List each line of the data that holds the word "routed".

▶ _DATA SUPPLIED_
☆ ☆ ☆ ☆ ☆

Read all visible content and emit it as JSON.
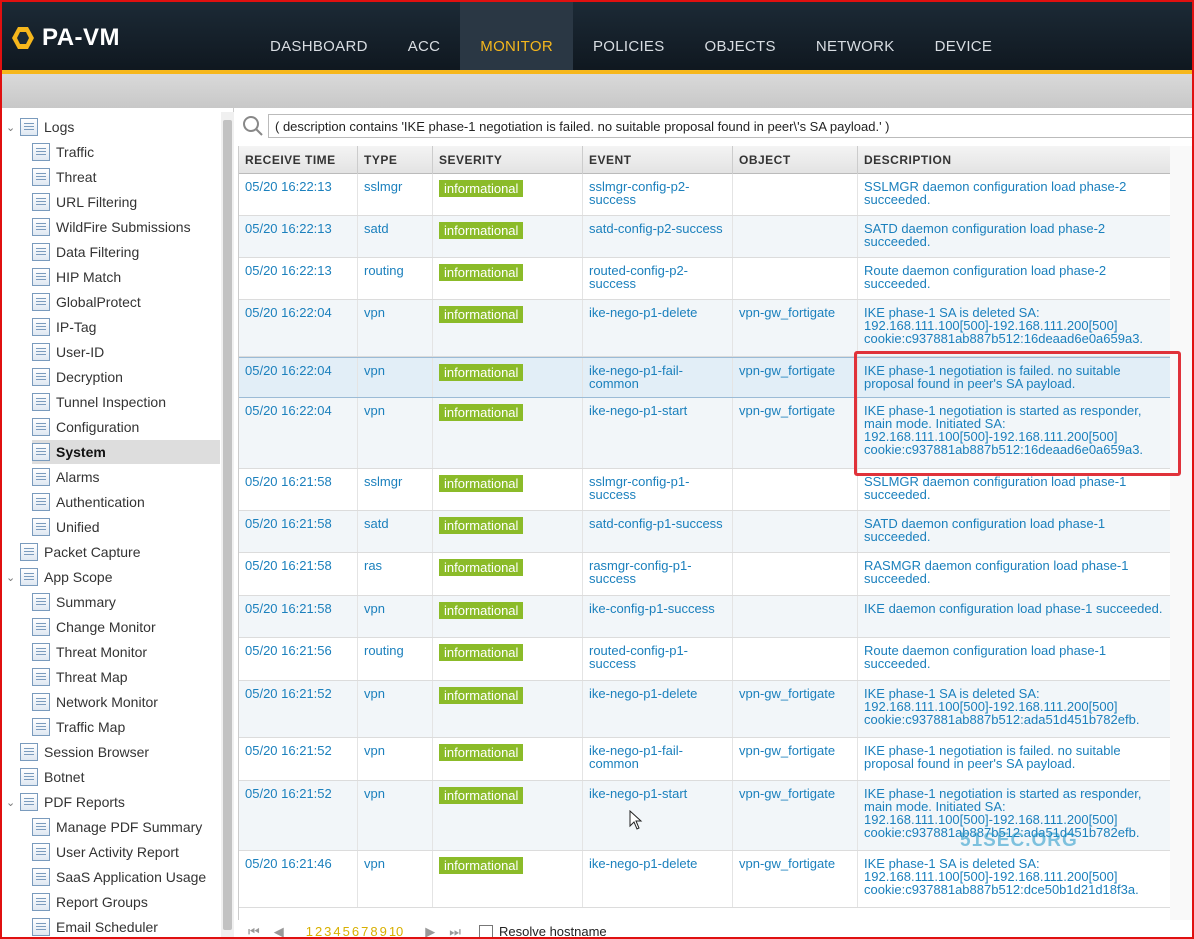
{
  "app": {
    "name": "PA-VM"
  },
  "nav": {
    "tabs": [
      "DASHBOARD",
      "ACC",
      "MONITOR",
      "POLICIES",
      "OBJECTS",
      "NETWORK",
      "DEVICE"
    ],
    "active": "MONITOR"
  },
  "search": {
    "query": "( description contains 'IKE phase-1 negotiation is failed. no suitable proposal found in peer\\'s SA payload.' )"
  },
  "sidebar": {
    "items": [
      {
        "label": "Logs",
        "level": 0,
        "exp": "v"
      },
      {
        "label": "Traffic",
        "level": 1
      },
      {
        "label": "Threat",
        "level": 1
      },
      {
        "label": "URL Filtering",
        "level": 1
      },
      {
        "label": "WildFire Submissions",
        "level": 1
      },
      {
        "label": "Data Filtering",
        "level": 1
      },
      {
        "label": "HIP Match",
        "level": 1
      },
      {
        "label": "GlobalProtect",
        "level": 1
      },
      {
        "label": "IP-Tag",
        "level": 1
      },
      {
        "label": "User-ID",
        "level": 1
      },
      {
        "label": "Decryption",
        "level": 1
      },
      {
        "label": "Tunnel Inspection",
        "level": 1
      },
      {
        "label": "Configuration",
        "level": 1
      },
      {
        "label": "System",
        "level": 1,
        "selected": true
      },
      {
        "label": "Alarms",
        "level": 1
      },
      {
        "label": "Authentication",
        "level": 1
      },
      {
        "label": "Unified",
        "level": 1
      },
      {
        "label": "Packet Capture",
        "level": 0
      },
      {
        "label": "App Scope",
        "level": 0,
        "exp": "v"
      },
      {
        "label": "Summary",
        "level": 1
      },
      {
        "label": "Change Monitor",
        "level": 1
      },
      {
        "label": "Threat Monitor",
        "level": 1
      },
      {
        "label": "Threat Map",
        "level": 1
      },
      {
        "label": "Network Monitor",
        "level": 1
      },
      {
        "label": "Traffic Map",
        "level": 1
      },
      {
        "label": "Session Browser",
        "level": 0
      },
      {
        "label": "Botnet",
        "level": 0
      },
      {
        "label": "PDF Reports",
        "level": 0,
        "exp": "v"
      },
      {
        "label": "Manage PDF Summary",
        "level": 1
      },
      {
        "label": "User Activity Report",
        "level": 1
      },
      {
        "label": "SaaS Application Usage",
        "level": 1
      },
      {
        "label": "Report Groups",
        "level": 1
      },
      {
        "label": "Email Scheduler",
        "level": 1
      }
    ]
  },
  "table": {
    "columns": [
      "RECEIVE TIME",
      "TYPE",
      "SEVERITY",
      "EVENT",
      "OBJECT",
      "DESCRIPTION"
    ],
    "rows": [
      {
        "time": "05/20 16:22:13",
        "type": "sslmgr",
        "severity": "informational",
        "event": "sslmgr-config-p2-success",
        "object": "",
        "description": "SSLMGR daemon configuration load phase-2 succeeded."
      },
      {
        "time": "05/20 16:22:13",
        "type": "satd",
        "severity": "informational",
        "event": "satd-config-p2-success",
        "object": "",
        "description": "SATD daemon configuration load phase-2 succeeded."
      },
      {
        "time": "05/20 16:22:13",
        "type": "routing",
        "severity": "informational",
        "event": "routed-config-p2-success",
        "object": "",
        "description": "Route daemon configuration load phase-2 succeeded."
      },
      {
        "time": "05/20 16:22:04",
        "type": "vpn",
        "severity": "informational",
        "event": "ike-nego-p1-delete",
        "object": "vpn-gw_fortigate",
        "description": "IKE phase-1 SA is deleted SA: 192.168.111.100[500]-192.168.111.200[500] cookie:c937881ab887b512:16deaad6e0a659a3."
      },
      {
        "time": "05/20 16:22:04",
        "type": "vpn",
        "severity": "informational",
        "event": "ike-nego-p1-fail-common",
        "object": "vpn-gw_fortigate",
        "description": "IKE phase-1 negotiation is failed. no suitable proposal found in peer's SA payload."
      },
      {
        "time": "05/20 16:22:04",
        "type": "vpn",
        "severity": "informational",
        "event": "ike-nego-p1-start",
        "object": "vpn-gw_fortigate",
        "description": "IKE phase-1 negotiation is started as responder, main mode. Initiated SA: 192.168.111.100[500]-192.168.111.200[500] cookie:c937881ab887b512:16deaad6e0a659a3."
      },
      {
        "time": "05/20 16:21:58",
        "type": "sslmgr",
        "severity": "informational",
        "event": "sslmgr-config-p1-success",
        "object": "",
        "description": "SSLMGR daemon configuration load phase-1 succeeded."
      },
      {
        "time": "05/20 16:21:58",
        "type": "satd",
        "severity": "informational",
        "event": "satd-config-p1-success",
        "object": "",
        "description": "SATD daemon configuration load phase-1 succeeded."
      },
      {
        "time": "05/20 16:21:58",
        "type": "ras",
        "severity": "informational",
        "event": "rasmgr-config-p1-success",
        "object": "",
        "description": "RASMGR daemon configuration load phase-1 succeeded."
      },
      {
        "time": "05/20 16:21:58",
        "type": "vpn",
        "severity": "informational",
        "event": "ike-config-p1-success",
        "object": "",
        "description": "IKE daemon configuration load phase-1 succeeded."
      },
      {
        "time": "05/20 16:21:56",
        "type": "routing",
        "severity": "informational",
        "event": "routed-config-p1-success",
        "object": "",
        "description": "Route daemon configuration load phase-1 succeeded."
      },
      {
        "time": "05/20 16:21:52",
        "type": "vpn",
        "severity": "informational",
        "event": "ike-nego-p1-delete",
        "object": "vpn-gw_fortigate",
        "description": "IKE phase-1 SA is deleted SA: 192.168.111.100[500]-192.168.111.200[500] cookie:c937881ab887b512:ada51d451b782efb."
      },
      {
        "time": "05/20 16:21:52",
        "type": "vpn",
        "severity": "informational",
        "event": "ike-nego-p1-fail-common",
        "object": "vpn-gw_fortigate",
        "description": "IKE phase-1 negotiation is failed. no suitable proposal found in peer's SA payload."
      },
      {
        "time": "05/20 16:21:52",
        "type": "vpn",
        "severity": "informational",
        "event": "ike-nego-p1-start",
        "object": "vpn-gw_fortigate",
        "description": "IKE phase-1 negotiation is started as responder, main mode. Initiated SA: 192.168.111.100[500]-192.168.111.200[500] cookie:c937881ab887b512:ada51d451b782efb."
      },
      {
        "time": "05/20 16:21:46",
        "type": "vpn",
        "severity": "informational",
        "event": "ike-nego-p1-delete",
        "object": "vpn-gw_fortigate",
        "description": "IKE phase-1 SA is deleted SA: 192.168.111.100[500]-192.168.111.200[500] cookie:c937881ab887b512:dce50b1d21d18f3a."
      }
    ]
  },
  "pager": {
    "pages": [
      "1",
      "2",
      "3",
      "4",
      "5",
      "6",
      "7",
      "8",
      "9",
      "10"
    ],
    "resolve_hostname": "Resolve hostname"
  },
  "watermark": "51SEC.ORG",
  "colors": {
    "accent": "#f6b71c",
    "severity_bg": "#8bbb29",
    "link": "#1b80bd",
    "highlight_box": "#e0323a"
  }
}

☆ ☆ ☆ ☆ ☆

▶ _RESPONSE BELOW_
        "event": "routed-config-p2-success",
        "event": "routed-config-p1-success",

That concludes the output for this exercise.